### Records from a collection

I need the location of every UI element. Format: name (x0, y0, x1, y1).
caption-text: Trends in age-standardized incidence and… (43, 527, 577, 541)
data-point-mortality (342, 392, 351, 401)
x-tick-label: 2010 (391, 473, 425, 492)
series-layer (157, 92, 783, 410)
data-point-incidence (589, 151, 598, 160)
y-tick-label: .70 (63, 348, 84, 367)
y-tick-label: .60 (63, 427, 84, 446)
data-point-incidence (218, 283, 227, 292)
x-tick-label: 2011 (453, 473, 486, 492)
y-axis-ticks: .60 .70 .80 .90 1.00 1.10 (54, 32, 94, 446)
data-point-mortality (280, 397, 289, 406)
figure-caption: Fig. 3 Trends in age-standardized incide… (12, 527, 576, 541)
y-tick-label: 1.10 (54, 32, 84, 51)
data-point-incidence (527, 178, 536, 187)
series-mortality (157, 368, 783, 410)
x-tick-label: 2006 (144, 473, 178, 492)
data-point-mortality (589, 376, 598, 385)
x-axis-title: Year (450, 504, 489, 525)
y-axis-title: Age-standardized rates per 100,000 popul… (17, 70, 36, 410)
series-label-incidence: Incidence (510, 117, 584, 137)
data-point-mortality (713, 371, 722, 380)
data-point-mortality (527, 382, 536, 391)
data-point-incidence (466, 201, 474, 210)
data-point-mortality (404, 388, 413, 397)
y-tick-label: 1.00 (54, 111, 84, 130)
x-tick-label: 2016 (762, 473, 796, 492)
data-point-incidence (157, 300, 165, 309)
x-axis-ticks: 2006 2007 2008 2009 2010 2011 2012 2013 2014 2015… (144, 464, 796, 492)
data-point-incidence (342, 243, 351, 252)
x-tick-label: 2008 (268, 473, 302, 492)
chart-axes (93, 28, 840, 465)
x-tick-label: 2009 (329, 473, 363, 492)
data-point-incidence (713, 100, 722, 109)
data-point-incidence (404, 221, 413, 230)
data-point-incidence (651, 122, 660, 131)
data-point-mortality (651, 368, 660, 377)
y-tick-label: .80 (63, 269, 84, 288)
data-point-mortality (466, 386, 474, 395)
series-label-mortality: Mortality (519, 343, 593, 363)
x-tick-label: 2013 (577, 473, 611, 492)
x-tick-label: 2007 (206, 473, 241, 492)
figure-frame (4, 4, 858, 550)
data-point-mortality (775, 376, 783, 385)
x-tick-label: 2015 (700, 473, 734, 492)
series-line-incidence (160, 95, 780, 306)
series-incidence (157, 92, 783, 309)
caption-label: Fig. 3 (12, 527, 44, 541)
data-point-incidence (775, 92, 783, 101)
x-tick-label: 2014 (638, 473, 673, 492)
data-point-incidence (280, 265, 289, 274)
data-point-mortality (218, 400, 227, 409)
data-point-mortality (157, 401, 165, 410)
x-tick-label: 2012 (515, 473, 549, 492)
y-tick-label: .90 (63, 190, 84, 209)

### WORK INSTRUCTIONS
Update the records from the first line through the line that contains "data-point-incidence (218, 283, 227, 292)", replacing "series-layer" with "series-group" and leaving everything else unchanged, and give only those lines.

### REPLY
I need the location of every UI element. Format: name (x0, y0, x1, y1).
caption-text: Trends in age-standardized incidence and… (43, 527, 577, 541)
data-point-mortality (342, 392, 351, 401)
x-tick-label: 2010 (391, 473, 425, 492)
series-group (157, 92, 783, 410)
data-point-incidence (589, 151, 598, 160)
y-tick-label: .70 (63, 348, 84, 367)
y-tick-label: .60 (63, 427, 84, 446)
data-point-incidence (218, 283, 227, 292)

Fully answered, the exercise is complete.